Goal: Type out every line below exactly as it reads.

Information given:
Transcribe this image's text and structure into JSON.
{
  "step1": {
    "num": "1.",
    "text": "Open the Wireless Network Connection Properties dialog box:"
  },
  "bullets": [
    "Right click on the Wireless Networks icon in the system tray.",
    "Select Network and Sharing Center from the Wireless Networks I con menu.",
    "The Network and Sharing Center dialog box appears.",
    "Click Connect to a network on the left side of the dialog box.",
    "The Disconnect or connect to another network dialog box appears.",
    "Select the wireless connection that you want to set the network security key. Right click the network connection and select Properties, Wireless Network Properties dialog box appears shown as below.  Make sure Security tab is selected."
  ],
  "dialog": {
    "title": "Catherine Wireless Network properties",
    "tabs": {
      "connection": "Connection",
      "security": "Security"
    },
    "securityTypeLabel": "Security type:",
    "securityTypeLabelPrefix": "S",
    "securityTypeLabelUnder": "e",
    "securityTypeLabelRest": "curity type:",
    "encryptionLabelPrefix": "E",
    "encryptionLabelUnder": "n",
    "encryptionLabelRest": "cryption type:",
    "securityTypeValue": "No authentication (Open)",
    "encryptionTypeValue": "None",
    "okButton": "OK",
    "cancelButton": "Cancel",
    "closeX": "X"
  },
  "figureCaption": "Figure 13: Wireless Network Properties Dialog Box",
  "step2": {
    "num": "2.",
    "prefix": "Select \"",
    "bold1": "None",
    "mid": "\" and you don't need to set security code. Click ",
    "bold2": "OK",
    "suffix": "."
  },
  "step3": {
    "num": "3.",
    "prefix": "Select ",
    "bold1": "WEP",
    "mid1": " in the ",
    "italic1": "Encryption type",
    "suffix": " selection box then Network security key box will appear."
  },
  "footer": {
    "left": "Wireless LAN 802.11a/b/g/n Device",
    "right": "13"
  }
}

Result of this task:
Transcribe this image's text and structure into JSON.
{
  "step1": {
    "num": "1.",
    "text": "Open the Wireless Network Connection Properties dialog box:"
  },
  "bullets": [
    "Right click on the Wireless Networks icon in the system tray.",
    "Select Network and Sharing Center from the Wireless Networks I con menu.",
    "The Network and Sharing Center dialog box appears.",
    "Click Connect to a network on the left side of the dialog box.",
    "The Disconnect or connect to another network dialog box appears.",
    "Select the wireless connection that you want to set the network security key. Right click the network connection and select Properties, Wireless Network Properties dialog box appears shown as below.  Make sure Security tab is selected."
  ],
  "dialog": {
    "title": "Catherine Wireless Network properties",
    "tabs": {
      "connection": "Connection",
      "security": "Security"
    },
    "securityTypeLabel": "Security type:",
    "securityTypeLabelPrefix": "S",
    "securityTypeLabelUnder": "e",
    "securityTypeLabelRest": "curity type:",
    "encryptionLabelPrefix": "E",
    "encryptionLabelUnder": "n",
    "encryptionLabelRest": "cryption type:",
    "securityTypeValue": "No authentication (Open)",
    "encryptionTypeValue": "None",
    "okButton": "OK",
    "cancelButton": "Cancel",
    "closeX": "X"
  },
  "figureCaption": "Figure 13: Wireless Network Properties Dialog Box",
  "step2": {
    "num": "2.",
    "prefix": "Select \"",
    "bold1": "None",
    "mid": "\" and you don't need to set security code. Click ",
    "bold2": "OK",
    "suffix": "."
  },
  "step3": {
    "num": "3.",
    "prefix": "Select ",
    "bold1": "WEP",
    "mid1": " in the ",
    "italic1": "Encryption type",
    "suffix": " selection box then Network security key box will appear."
  },
  "footer": {
    "left": "Wireless LAN 802.11a/b/g/n Device",
    "right": "13"
  }
}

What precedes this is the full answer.